### What you need to do
Copy each line containing the word "this" from the records that follow, please.

Stored items:
◇ ◇ ◇
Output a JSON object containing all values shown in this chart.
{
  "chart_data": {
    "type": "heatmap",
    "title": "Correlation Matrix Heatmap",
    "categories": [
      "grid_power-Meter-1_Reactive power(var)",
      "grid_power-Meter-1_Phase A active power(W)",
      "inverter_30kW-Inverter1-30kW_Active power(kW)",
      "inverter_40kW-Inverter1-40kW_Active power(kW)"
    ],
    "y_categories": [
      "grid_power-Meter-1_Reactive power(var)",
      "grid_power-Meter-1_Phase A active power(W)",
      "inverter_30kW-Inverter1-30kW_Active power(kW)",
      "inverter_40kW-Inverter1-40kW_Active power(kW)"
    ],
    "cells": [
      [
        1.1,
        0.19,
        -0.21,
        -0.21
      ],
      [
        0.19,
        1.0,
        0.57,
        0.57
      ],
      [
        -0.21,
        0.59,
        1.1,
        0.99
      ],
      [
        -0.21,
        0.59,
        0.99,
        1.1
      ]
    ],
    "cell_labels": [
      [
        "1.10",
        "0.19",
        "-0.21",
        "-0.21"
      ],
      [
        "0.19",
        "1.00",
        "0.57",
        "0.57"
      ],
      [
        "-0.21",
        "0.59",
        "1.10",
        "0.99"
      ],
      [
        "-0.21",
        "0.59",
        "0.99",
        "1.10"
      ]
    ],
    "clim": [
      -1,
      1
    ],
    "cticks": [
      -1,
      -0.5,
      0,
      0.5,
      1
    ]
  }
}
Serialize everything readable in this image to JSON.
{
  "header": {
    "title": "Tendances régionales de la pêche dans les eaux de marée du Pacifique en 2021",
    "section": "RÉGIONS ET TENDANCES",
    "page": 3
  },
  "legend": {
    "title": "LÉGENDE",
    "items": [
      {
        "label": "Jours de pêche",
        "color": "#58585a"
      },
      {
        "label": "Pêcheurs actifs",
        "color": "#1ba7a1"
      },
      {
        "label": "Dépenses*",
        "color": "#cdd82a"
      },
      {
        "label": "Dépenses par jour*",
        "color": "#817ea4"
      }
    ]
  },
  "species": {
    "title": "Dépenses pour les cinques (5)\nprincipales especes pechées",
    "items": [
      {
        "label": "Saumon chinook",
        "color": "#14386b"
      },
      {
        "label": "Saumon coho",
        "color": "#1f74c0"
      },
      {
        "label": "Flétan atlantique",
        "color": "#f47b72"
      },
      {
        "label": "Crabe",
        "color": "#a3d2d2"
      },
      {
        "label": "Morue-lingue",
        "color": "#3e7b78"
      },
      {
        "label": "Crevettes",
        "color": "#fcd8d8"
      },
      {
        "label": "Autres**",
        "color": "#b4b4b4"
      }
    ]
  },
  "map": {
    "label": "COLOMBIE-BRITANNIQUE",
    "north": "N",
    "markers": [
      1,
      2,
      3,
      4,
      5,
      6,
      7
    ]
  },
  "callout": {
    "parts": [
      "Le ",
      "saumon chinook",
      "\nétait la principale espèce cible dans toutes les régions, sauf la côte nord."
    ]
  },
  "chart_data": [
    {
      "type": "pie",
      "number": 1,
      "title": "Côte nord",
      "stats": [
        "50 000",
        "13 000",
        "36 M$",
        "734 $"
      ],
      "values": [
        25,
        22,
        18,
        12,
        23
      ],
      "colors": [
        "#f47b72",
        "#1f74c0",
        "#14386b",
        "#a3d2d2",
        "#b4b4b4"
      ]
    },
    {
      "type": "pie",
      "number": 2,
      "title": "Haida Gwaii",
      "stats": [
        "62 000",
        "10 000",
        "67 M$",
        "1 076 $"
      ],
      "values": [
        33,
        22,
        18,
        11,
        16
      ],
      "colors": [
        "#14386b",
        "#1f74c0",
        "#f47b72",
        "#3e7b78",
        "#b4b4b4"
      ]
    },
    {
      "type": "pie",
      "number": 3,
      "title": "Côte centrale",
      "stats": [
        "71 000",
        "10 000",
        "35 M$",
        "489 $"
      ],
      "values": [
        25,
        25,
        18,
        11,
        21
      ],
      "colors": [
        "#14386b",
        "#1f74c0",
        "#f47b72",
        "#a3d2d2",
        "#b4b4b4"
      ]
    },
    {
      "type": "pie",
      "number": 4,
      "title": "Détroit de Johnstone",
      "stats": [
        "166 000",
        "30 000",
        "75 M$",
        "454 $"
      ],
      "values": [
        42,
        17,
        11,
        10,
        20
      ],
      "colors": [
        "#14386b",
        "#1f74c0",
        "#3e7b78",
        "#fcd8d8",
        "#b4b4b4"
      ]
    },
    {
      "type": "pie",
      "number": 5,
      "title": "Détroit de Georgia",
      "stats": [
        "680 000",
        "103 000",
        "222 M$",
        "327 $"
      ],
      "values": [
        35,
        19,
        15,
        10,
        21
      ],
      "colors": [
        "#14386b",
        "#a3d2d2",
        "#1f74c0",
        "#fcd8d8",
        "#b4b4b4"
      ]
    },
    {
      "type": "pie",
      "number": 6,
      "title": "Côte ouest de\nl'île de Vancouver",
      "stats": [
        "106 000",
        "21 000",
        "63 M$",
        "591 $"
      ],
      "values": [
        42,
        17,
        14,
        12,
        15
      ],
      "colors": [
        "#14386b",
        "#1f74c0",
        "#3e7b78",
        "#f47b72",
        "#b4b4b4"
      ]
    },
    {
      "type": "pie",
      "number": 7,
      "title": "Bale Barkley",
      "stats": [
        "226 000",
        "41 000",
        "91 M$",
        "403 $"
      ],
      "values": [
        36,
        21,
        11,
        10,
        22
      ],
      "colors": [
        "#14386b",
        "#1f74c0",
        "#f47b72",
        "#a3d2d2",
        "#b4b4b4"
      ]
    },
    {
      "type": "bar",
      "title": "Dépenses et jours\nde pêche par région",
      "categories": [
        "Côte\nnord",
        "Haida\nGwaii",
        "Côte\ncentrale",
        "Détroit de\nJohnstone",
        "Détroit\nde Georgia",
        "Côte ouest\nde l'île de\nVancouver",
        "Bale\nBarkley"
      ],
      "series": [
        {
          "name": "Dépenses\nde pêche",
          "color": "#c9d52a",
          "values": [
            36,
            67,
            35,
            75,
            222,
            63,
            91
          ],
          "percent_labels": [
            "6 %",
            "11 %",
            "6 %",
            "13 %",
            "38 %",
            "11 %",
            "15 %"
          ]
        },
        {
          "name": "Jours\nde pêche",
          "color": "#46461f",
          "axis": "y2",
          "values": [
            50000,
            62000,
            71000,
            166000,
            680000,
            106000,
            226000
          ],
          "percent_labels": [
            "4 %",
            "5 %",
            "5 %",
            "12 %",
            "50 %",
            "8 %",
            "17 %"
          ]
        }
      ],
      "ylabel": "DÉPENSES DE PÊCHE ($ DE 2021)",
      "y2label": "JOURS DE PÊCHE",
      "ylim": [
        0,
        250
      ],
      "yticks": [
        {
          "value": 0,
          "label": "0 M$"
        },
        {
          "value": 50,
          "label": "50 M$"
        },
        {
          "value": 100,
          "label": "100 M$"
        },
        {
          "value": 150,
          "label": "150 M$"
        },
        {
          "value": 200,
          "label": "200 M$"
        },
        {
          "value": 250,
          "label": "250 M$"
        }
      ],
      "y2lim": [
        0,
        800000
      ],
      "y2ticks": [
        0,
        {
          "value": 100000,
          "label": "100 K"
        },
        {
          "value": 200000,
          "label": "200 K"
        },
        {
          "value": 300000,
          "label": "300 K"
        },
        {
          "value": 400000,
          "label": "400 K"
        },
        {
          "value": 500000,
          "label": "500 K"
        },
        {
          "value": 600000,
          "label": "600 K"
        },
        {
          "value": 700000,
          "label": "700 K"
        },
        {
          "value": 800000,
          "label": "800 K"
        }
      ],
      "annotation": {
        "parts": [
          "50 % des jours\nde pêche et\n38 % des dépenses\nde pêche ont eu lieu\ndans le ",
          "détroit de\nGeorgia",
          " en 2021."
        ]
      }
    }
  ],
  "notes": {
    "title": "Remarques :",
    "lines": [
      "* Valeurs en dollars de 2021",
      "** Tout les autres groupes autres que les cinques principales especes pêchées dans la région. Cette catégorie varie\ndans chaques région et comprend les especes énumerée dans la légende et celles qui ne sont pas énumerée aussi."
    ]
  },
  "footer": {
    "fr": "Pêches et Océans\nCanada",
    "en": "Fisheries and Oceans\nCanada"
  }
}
◇ ◇ ◇
### Written solution
Output a JSON object containing all values shown in this chart.
Serialize everything readable in this image to JSON.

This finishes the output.